----- Given data

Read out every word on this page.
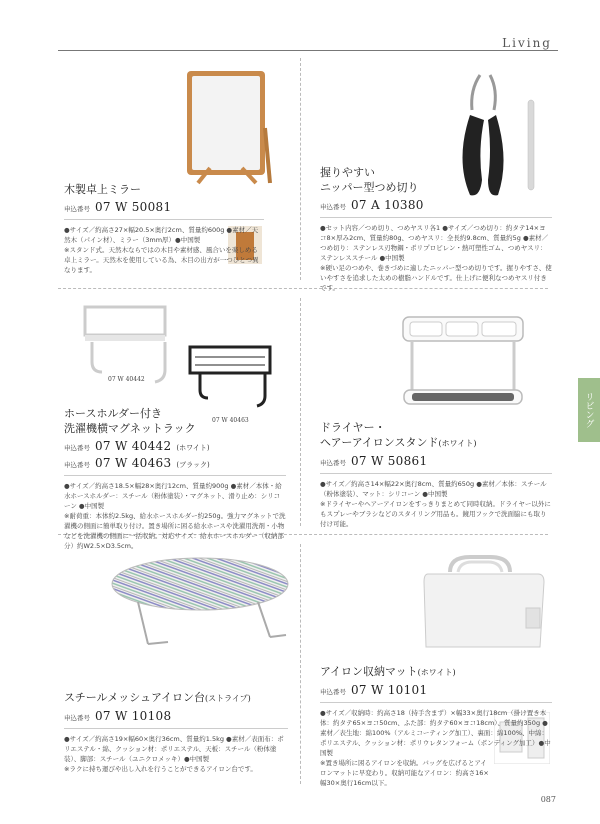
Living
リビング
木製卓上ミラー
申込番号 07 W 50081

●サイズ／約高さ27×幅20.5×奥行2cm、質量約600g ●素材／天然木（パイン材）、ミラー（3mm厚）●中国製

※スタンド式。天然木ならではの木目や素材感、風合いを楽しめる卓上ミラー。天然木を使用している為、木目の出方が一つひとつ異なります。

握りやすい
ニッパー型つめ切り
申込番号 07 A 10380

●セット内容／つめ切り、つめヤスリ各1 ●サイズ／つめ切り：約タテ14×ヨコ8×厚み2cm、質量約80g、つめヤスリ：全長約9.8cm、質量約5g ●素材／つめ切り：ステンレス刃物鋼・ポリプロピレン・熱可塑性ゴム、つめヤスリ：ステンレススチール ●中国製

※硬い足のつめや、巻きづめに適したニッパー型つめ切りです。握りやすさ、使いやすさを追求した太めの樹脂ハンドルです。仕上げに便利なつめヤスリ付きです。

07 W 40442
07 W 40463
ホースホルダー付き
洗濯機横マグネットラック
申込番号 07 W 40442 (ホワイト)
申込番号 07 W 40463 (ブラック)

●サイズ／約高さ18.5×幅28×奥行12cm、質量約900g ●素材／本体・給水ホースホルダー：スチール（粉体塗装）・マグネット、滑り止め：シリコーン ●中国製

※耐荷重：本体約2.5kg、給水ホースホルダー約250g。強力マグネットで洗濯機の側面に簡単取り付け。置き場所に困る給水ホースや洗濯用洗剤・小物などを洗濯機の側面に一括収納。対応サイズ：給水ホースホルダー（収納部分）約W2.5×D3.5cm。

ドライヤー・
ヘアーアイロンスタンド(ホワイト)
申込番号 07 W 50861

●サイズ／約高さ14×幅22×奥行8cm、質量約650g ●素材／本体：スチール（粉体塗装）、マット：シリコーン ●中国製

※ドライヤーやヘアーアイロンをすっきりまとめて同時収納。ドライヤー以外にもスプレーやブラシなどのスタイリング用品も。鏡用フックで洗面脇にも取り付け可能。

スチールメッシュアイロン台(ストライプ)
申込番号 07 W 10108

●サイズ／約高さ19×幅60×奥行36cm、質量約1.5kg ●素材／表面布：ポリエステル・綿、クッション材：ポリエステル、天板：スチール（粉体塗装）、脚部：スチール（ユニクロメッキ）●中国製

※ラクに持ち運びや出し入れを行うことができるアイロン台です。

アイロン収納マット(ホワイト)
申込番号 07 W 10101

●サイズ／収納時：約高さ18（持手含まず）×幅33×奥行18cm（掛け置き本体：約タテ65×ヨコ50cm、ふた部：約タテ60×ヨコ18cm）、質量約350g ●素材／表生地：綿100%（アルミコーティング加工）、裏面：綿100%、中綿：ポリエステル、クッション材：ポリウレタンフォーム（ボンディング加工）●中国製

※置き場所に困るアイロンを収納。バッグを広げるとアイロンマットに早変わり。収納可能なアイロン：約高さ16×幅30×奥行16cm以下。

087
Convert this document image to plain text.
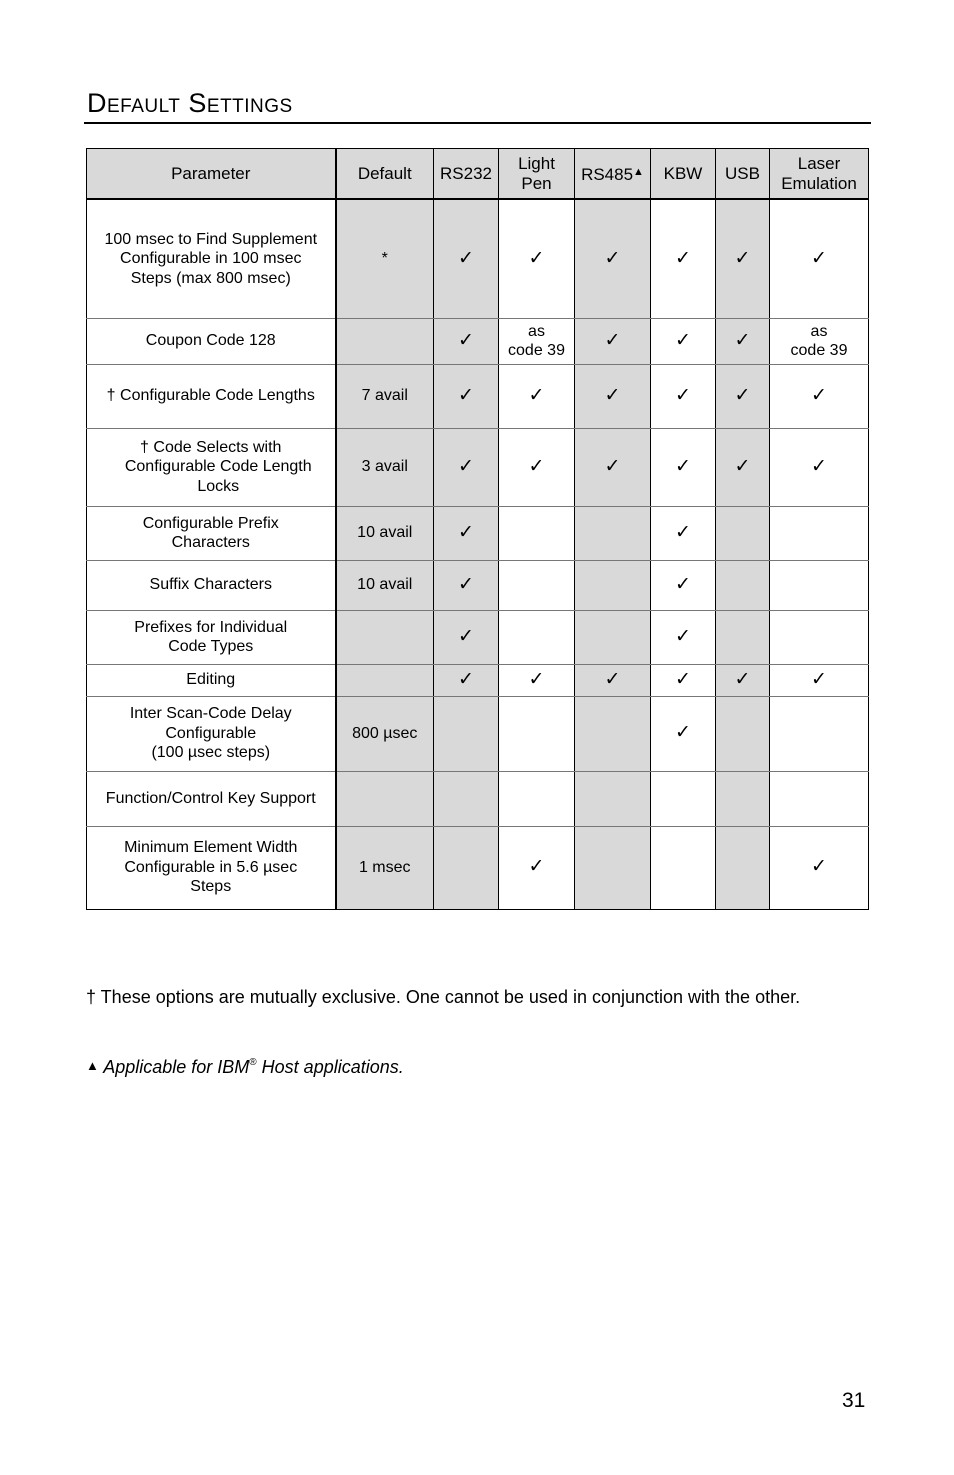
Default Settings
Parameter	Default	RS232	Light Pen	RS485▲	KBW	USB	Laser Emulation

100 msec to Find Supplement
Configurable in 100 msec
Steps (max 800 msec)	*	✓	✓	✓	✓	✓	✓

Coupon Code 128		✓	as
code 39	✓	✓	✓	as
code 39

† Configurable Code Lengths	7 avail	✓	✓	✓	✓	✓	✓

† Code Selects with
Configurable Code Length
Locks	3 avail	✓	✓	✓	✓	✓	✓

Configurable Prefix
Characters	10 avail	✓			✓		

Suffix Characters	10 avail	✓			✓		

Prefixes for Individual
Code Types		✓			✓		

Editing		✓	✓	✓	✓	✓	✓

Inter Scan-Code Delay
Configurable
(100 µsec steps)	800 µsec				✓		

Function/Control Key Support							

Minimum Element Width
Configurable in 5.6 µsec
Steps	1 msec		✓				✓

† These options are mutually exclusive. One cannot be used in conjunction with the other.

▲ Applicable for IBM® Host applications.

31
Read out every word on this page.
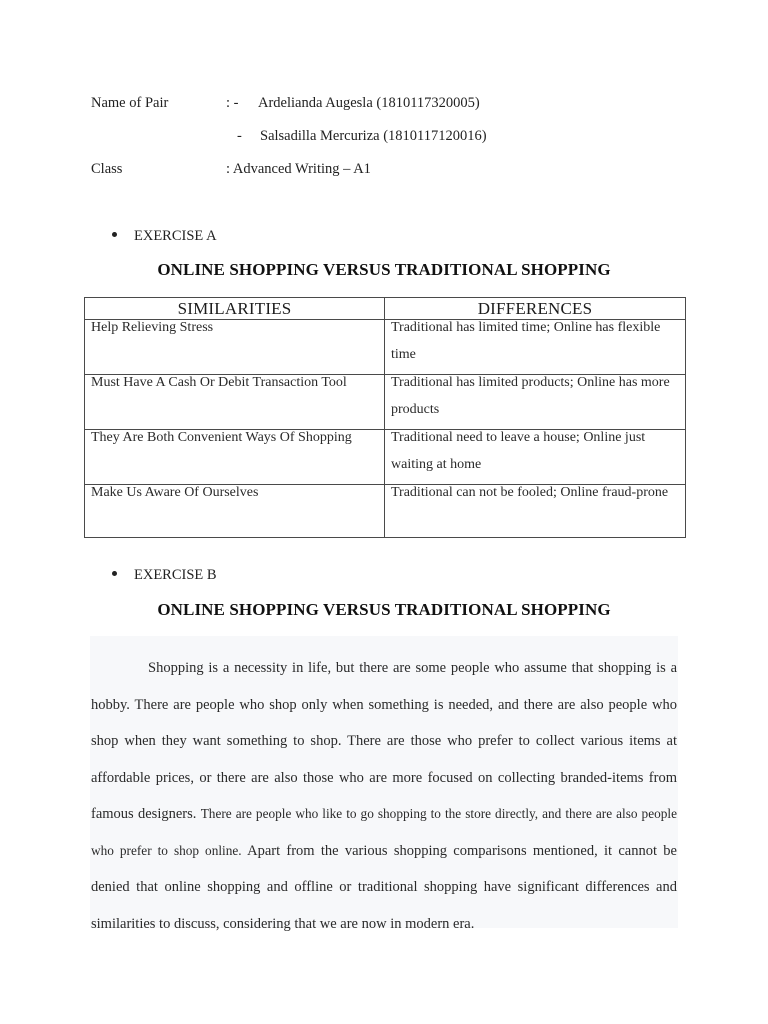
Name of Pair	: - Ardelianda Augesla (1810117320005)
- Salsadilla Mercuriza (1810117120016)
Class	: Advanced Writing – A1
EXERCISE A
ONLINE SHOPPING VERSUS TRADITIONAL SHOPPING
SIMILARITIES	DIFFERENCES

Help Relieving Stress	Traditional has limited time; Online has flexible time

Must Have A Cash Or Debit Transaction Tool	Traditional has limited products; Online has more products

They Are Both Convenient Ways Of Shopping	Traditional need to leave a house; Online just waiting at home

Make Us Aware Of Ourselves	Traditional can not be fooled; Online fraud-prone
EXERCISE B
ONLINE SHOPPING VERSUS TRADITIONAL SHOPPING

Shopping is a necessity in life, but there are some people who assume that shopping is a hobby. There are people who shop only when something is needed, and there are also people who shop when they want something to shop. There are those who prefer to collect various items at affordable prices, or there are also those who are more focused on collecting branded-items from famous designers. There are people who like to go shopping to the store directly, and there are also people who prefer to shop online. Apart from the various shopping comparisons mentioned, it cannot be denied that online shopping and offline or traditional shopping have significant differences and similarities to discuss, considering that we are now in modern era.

----------
----- Given data

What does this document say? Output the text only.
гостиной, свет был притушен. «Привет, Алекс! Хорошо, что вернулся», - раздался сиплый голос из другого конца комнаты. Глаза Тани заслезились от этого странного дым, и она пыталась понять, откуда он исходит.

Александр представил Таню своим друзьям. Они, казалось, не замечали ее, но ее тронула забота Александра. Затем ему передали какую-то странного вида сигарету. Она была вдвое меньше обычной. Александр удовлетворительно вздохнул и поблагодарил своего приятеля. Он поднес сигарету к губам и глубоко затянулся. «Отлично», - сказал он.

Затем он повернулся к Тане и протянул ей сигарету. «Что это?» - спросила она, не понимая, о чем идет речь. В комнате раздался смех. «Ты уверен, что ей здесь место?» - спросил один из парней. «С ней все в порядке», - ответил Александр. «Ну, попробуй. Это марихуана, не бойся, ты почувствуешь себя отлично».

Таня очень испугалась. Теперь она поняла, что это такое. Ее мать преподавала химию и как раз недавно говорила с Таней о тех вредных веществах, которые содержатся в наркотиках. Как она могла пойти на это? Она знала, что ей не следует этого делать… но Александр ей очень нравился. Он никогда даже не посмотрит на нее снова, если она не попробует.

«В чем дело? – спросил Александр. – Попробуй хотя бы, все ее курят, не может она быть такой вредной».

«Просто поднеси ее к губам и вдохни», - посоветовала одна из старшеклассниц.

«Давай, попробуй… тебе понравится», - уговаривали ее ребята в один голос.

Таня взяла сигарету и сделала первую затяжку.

----------
----- Given data

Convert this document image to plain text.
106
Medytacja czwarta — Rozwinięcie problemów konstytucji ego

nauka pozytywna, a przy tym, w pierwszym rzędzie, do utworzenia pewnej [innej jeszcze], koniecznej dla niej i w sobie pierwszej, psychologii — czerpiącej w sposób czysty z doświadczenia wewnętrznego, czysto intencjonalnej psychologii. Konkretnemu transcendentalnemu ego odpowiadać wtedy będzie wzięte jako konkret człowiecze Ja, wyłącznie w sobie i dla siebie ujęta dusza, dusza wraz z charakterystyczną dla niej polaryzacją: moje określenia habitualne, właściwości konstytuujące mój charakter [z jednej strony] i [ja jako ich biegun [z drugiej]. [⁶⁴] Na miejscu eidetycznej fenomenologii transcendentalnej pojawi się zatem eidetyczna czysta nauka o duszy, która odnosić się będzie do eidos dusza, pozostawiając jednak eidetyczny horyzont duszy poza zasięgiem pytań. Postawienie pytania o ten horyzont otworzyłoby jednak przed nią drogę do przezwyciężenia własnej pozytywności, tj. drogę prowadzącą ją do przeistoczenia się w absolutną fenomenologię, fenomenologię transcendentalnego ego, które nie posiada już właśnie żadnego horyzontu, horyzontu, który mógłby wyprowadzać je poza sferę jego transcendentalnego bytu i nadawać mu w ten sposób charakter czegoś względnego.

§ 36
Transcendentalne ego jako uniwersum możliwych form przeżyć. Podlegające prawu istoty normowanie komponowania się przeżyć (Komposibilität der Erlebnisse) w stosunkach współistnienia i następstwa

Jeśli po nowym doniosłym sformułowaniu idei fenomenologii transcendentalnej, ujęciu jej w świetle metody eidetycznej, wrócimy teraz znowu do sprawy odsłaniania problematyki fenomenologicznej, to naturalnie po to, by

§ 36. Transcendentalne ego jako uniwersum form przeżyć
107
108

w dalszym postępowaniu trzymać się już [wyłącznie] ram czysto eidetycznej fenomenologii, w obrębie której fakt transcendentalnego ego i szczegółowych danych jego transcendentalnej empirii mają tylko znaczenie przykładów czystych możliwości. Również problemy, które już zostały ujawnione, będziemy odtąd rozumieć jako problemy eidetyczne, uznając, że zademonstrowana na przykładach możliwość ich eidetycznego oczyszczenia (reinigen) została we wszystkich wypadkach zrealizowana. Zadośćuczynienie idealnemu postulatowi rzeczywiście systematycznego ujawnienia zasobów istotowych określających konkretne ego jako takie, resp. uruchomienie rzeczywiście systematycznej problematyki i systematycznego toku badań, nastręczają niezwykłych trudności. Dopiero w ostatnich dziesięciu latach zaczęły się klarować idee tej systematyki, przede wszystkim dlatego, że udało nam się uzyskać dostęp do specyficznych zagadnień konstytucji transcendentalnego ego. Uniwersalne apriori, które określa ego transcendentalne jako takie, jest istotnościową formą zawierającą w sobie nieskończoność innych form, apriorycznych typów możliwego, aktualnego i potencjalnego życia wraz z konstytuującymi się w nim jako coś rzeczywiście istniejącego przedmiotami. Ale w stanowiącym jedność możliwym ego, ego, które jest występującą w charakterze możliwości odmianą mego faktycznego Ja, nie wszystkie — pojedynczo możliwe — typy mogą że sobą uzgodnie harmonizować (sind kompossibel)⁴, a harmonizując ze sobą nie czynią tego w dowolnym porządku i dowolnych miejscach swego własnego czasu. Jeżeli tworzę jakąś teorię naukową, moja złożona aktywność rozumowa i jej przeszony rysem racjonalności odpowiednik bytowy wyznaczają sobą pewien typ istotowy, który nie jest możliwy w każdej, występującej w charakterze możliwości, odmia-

----------

#### [Task goal]
Scan the data above; copy every line where "only" appears.

#### [Answer to this task]
Shopping is a necessity in life, but there are some people who assume that shopping is a hobby. There are people who shop only when something is needed, and there are also people who shop when they want something to shop. There are those who prefer to collect various items at affordable prices, or there are also those who are more focused on collecting branded-items from famous designers. There are people who like to go shopping to the store directly, and there are also people who prefer to shop online. Apart from the various shopping comparisons mentioned, it cannot be denied that online shopping and offline or traditional shopping have significant differences and similarities to discuss, considering that we are now in modern era.
What does this document say? Output the text only.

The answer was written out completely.